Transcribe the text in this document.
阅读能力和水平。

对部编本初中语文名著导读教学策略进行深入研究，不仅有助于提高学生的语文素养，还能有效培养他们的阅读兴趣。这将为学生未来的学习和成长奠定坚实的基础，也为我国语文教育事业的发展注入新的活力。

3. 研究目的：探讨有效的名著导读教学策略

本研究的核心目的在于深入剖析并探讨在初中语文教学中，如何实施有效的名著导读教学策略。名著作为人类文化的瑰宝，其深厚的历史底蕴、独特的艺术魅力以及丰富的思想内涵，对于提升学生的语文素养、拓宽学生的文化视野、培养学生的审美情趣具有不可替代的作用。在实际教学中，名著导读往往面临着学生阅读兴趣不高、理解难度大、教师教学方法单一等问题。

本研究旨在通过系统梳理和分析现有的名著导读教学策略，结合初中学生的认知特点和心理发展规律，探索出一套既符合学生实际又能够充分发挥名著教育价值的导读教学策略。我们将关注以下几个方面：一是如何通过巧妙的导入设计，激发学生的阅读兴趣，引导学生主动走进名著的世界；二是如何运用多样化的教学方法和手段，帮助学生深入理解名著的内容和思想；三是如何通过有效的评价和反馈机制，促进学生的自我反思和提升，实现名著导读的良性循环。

★ ★ ★ ★ ★ ★ ★

• **TASK DESCRIPTION**:
Give the records above again, word for word.

• **RESPONSE BELOW**:
Transcribe the text in this document.
阅读能力和水平。

对部编本初中语文名著导读教学策略进行深入研究，不仅有助于提高学生的语文素养，还能有效培养他们的阅读兴趣。这将为学生未来的学习和成长奠定坚实的基础，也为我国语文教育事业的发展注入新的活力。

3. 研究目的：探讨有效的名著导读教学策略

本研究的核心目的在于深入剖析并探讨在初中语文教学中，如何实施有效的名著导读教学策略。名著作为人类文化的瑰宝，其深厚的历史底蕴、独特的艺术魅力以及丰富的思想内涵，对于提升学生的语文素养、拓宽学生的文化视野、培养学生的审美情趣具有不可替代的作用。在实际教学中，名著导读往往面临着学生阅读兴趣不高、理解难度大、教师教学方法单一等问题。

本研究旨在通过系统梳理和分析现有的名著导读教学策略，结合初中学生的认知特点和心理发展规律，探索出一套既符合学生实际又能够充分发挥名著教育价值的导读教学策略。我们将关注以下几个方面：一是如何通过巧妙的导入设计，激发学生的阅读兴趣，引导学生主动走进名著的世界；二是如何运用多样化的教学方法和手段，帮助学生深入理解名著的内容和思想；三是如何通过有效的评价和反馈机制，促进学生的自我反思和提升，实现名著导读的良性循环。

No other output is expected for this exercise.